- Problem details:
Please restate the following records word for word.
● ● ●
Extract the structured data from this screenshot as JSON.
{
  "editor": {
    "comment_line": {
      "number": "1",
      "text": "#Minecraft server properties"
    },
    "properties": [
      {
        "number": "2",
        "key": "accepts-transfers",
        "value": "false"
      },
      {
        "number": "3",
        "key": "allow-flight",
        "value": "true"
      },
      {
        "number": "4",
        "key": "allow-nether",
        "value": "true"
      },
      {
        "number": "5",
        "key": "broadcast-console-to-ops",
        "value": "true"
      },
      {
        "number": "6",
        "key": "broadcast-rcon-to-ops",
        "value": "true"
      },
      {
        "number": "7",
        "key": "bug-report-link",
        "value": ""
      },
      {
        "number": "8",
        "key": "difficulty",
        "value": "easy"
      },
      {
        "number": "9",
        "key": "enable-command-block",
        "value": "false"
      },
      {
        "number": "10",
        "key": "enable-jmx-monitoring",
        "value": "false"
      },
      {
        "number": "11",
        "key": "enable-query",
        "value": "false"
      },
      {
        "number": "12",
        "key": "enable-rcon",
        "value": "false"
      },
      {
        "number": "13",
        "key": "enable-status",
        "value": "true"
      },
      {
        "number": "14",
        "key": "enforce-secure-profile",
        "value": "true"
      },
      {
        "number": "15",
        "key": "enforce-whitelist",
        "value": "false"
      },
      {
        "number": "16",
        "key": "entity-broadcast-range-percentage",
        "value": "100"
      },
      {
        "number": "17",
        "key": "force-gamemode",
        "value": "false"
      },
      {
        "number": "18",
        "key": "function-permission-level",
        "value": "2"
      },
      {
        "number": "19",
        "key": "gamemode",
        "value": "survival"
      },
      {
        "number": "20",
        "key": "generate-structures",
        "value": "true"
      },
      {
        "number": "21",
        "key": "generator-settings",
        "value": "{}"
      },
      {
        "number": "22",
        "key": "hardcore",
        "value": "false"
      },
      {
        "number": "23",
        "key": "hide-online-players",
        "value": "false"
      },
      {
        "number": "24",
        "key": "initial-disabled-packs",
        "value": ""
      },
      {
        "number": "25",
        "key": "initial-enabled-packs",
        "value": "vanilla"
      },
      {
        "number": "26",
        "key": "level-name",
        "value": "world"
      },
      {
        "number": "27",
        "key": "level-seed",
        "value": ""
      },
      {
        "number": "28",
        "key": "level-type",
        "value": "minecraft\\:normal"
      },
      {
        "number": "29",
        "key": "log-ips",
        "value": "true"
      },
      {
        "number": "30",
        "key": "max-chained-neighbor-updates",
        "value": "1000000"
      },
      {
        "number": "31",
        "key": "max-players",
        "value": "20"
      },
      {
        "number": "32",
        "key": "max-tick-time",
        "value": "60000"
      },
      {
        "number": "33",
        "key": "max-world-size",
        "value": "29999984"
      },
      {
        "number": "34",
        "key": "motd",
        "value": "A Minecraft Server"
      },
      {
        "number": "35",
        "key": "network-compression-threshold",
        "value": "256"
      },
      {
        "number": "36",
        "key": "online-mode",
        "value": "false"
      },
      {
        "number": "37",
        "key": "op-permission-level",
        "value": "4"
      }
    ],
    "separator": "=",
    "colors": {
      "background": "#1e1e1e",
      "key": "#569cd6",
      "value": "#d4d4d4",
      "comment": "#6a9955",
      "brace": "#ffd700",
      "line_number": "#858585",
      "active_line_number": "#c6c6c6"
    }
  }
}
● ● ●
- Full answer:
Extract the structured data from this screenshot as JSON.
{
  "editor": {
    "comment_line": {
      "number": "1",
      "text": "#Minecraft server properties"
    },
    "properties": [
      {
        "number": "2",
        "key": "accepts-transfers",
        "value": "false"
      },
      {
        "number": "3",
        "key": "allow-flight",
        "value": "true"
      },
      {
        "number": "4",
        "key": "allow-nether",
        "value": "true"
      },
      {
        "number": "5",
        "key": "broadcast-console-to-ops",
        "value": "true"
      },
      {
        "number": "6",
        "key": "broadcast-rcon-to-ops",
        "value": "true"
      },
      {
        "number": "7",
        "key": "bug-report-link",
        "value": ""
      },
      {
        "number": "8",
        "key": "difficulty",
        "value": "easy"
      },
      {
        "number": "9",
        "key": "enable-command-block",
        "value": "false"
      },
      {
        "number": "10",
        "key": "enable-jmx-monitoring",
        "value": "false"
      },
      {
        "number": "11",
        "key": "enable-query",
        "value": "false"
      },
      {
        "number": "12",
        "key": "enable-rcon",
        "value": "false"
      },
      {
        "number": "13",
        "key": "enable-status",
        "value": "true"
      },
      {
        "number": "14",
        "key": "enforce-secure-profile",
        "value": "true"
      },
      {
        "number": "15",
        "key": "enforce-whitelist",
        "value": "false"
      },
      {
        "number": "16",
        "key": "entity-broadcast-range-percentage",
        "value": "100"
      },
      {
        "number": "17",
        "key": "force-gamemode",
        "value": "false"
      },
      {
        "number": "18",
        "key": "function-permission-level",
        "value": "2"
      },
      {
        "number": "19",
        "key": "gamemode",
        "value": "survival"
      },
      {
        "number": "20",
        "key": "generate-structures",
        "value": "true"
      },
      {
        "number": "21",
        "key": "generator-settings",
        "value": "{}"
      },
      {
        "number": "22",
        "key": "hardcore",
        "value": "false"
      },
      {
        "number": "23",
        "key": "hide-online-players",
        "value": "false"
      },
      {
        "number": "24",
        "key": "initial-disabled-packs",
        "value": ""
      },
      {
        "number": "25",
        "key": "initial-enabled-packs",
        "value": "vanilla"
      },
      {
        "number": "26",
        "key": "level-name",
        "value": "world"
      },
      {
        "number": "27",
        "key": "level-seed",
        "value": ""
      },
      {
        "number": "28",
        "key": "level-type",
        "value": "minecraft\\:normal"
      },
      {
        "number": "29",
        "key": "log-ips",
        "value": "true"
      },
      {
        "number": "30",
        "key": "max-chained-neighbor-updates",
        "value": "1000000"
      },
      {
        "number": "31",
        "key": "max-players",
        "value": "20"
      },
      {
        "number": "32",
        "key": "max-tick-time",
        "value": "60000"
      },
      {
        "number": "33",
        "key": "max-world-size",
        "value": "29999984"
      },
      {
        "number": "34",
        "key": "motd",
        "value": "A Minecraft Server"
      },
      {
        "number": "35",
        "key": "network-compression-threshold",
        "value": "256"
      },
      {
        "number": "36",
        "key": "online-mode",
        "value": "false"
      },
      {
        "number": "37",
        "key": "op-permission-level",
        "value": "4"
      }
    ],
    "separator": "=",
    "colors": {
      "background": "#1e1e1e",
      "key": "#569cd6",
      "value": "#d4d4d4",
      "comment": "#6a9955",
      "brace": "#ffd700",
      "line_number": "#858585",
      "active_line_number": "#c6c6c6"
    }
  }
}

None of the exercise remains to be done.